Task instructions » Determine which lines of the records include the word "this", and copy them.

Task input »
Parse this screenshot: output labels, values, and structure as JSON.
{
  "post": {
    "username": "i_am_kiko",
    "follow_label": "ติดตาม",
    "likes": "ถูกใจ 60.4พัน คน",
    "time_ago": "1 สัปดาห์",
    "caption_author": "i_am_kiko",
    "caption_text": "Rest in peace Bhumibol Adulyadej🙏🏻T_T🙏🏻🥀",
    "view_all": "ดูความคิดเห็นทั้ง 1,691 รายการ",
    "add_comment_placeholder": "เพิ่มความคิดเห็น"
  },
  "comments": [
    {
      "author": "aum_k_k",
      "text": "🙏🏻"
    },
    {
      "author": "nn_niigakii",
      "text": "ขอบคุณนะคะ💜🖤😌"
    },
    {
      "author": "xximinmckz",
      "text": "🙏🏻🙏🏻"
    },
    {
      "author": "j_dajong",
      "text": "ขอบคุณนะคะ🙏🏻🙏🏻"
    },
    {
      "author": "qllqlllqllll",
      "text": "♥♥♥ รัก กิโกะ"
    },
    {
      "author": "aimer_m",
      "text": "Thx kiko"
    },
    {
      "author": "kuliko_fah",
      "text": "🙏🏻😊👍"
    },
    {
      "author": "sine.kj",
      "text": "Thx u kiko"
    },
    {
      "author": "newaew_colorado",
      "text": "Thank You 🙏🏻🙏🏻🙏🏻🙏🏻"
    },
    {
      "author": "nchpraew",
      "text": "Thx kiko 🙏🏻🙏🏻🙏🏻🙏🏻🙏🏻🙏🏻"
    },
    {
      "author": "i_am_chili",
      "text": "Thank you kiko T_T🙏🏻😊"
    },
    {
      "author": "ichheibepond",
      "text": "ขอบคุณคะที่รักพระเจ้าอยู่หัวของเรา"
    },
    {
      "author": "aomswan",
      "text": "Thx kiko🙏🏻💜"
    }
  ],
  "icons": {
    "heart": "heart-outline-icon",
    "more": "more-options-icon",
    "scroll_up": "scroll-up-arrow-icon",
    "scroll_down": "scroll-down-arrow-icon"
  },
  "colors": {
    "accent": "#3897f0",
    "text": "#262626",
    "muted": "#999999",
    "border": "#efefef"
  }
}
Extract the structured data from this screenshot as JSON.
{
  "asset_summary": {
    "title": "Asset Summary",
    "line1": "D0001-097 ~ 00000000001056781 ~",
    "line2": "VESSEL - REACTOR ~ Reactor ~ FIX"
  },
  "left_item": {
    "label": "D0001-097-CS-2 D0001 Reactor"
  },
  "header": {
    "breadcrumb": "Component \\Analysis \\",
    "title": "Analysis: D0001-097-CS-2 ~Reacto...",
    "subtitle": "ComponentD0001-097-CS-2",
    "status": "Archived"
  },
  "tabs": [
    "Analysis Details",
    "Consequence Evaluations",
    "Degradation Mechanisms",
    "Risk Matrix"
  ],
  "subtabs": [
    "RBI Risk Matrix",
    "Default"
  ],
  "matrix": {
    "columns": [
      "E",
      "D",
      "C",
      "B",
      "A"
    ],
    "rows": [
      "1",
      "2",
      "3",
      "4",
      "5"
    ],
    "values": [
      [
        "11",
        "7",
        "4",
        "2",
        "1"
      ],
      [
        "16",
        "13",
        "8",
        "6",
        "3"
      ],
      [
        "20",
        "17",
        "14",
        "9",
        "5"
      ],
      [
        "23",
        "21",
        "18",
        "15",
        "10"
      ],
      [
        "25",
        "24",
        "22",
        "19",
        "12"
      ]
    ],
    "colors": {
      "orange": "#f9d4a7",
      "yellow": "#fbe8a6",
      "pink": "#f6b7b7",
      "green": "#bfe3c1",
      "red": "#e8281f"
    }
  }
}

Final result »
Parse this screenshot: output labels, values, and structure as JSON.
Extract the structured data from this screenshot as JSON.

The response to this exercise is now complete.